PROBLEM TO SOLVE | What is needed is an exact copy of all the records.

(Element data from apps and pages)
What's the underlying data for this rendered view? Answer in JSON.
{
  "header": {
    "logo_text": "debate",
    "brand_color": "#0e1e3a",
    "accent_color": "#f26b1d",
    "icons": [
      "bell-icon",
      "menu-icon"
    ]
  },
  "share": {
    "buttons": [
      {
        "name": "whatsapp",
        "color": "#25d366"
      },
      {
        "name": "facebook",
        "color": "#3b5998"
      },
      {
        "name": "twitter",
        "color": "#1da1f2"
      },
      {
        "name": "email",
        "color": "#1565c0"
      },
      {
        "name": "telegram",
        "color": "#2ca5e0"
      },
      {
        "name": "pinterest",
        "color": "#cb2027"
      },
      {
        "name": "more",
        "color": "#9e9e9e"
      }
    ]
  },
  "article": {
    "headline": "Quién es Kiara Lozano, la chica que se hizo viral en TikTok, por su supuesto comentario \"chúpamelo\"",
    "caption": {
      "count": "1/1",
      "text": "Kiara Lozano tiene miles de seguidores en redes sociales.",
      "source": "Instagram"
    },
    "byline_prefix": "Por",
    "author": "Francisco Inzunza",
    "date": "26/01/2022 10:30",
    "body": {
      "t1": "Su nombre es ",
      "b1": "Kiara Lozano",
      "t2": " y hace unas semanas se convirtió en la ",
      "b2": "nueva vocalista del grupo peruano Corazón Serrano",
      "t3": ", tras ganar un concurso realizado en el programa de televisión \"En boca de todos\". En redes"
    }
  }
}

ANSWER |
What's the underlying data for this rendered view? Answer in JSON.
{
  "header": {
    "logo_text": "debate",
    "brand_color": "#0e1e3a",
    "accent_color": "#f26b1d",
    "icons": [
      "bell-icon",
      "menu-icon"
    ]
  },
  "share": {
    "buttons": [
      {
        "name": "whatsapp",
        "color": "#25d366"
      },
      {
        "name": "facebook",
        "color": "#3b5998"
      },
      {
        "name": "twitter",
        "color": "#1da1f2"
      },
      {
        "name": "email",
        "color": "#1565c0"
      },
      {
        "name": "telegram",
        "color": "#2ca5e0"
      },
      {
        "name": "pinterest",
        "color": "#cb2027"
      },
      {
        "name": "more",
        "color": "#9e9e9e"
      }
    ]
  },
  "article": {
    "headline": "Quién es Kiara Lozano, la chica que se hizo viral en TikTok, por su supuesto comentario \"chúpamelo\"",
    "caption": {
      "count": "1/1",
      "text": "Kiara Lozano tiene miles de seguidores en redes sociales.",
      "source": "Instagram"
    },
    "byline_prefix": "Por",
    "author": "Francisco Inzunza",
    "date": "26/01/2022 10:30",
    "body": {
      "t1": "Su nombre es ",
      "b1": "Kiara Lozano",
      "t2": " y hace unas semanas se convirtió en la ",
      "b2": "nueva vocalista del grupo peruano Corazón Serrano",
      "t3": ", tras ganar un concurso realizado en el programa de televisión \"En boca de todos\". En redes"
    }
  }
}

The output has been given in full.